*DIRECTIONS:*
Transcribe the passage below about land designated as endangered-species habitat, word for word and in full.

*TEXT:*
......
Thousands of letters were sent out in 1993 from the Bureau of Reclamation of  the Department of the Interior, informing the recipients that the Bureau  intended to look for endangered species on their land. What if the landowner  refused to permit such inspection? Then, since the absence of endangered species  could not be confirmed by inspection, uncultivated parcels would be labeled as  habitat for endangered species.

What happens if a piece of land is declared a habitat? Strict controls on use  then come into play. “When the U.S. Fish and Wildlife Service had designated a  habitat-study zone, one family lost $60,000 worth of production a year.”[1] Since the zone is off  limits to crops, a farmer cannot replant there. Moreover, banks no longer will  make loans to buy such properties because they are aware that the buyer will not  be able to use the land for planting crops.
......
Records from a data source
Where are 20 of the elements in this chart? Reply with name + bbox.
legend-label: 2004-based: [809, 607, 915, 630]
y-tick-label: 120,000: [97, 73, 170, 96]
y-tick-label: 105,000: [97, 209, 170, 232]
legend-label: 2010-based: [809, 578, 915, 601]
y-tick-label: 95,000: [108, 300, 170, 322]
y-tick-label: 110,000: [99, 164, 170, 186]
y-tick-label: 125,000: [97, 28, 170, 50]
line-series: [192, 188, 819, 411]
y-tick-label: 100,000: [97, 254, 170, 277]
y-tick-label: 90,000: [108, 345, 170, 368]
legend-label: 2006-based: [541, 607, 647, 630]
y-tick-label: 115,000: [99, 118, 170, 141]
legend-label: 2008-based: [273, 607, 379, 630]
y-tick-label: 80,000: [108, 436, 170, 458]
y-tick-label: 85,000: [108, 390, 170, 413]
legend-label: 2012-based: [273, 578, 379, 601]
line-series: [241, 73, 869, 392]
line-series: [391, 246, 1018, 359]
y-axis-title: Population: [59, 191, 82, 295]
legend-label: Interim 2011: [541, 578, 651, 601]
......
*WRITTEN SOLUTION:*
Thousands of letters were sent out in 1993 from the Bureau of Reclamation of  the Department of the Interior, informing the recipients that the Bureau  intended to look for endangered species on their land. What if the landowner  refused to permit such inspection? Then, since the absence of endangered species  could not be confirmed by inspection, uncultivated parcels would be labeled as  habitat for endangered species.

What happens if a piece of land is declared a habitat? Strict controls on use  then come into play. “When the U.S. Fish and Wildlife Service had designated a  habitat-study zone, one family lost $60,000 worth of production a year.”[1] Since the zone is off  limits to crops, a farmer cannot replant there. Moreover, banks no longer will  make loans to buy such properties because they are aware that the buyer will not  be able to use the land for planting crops.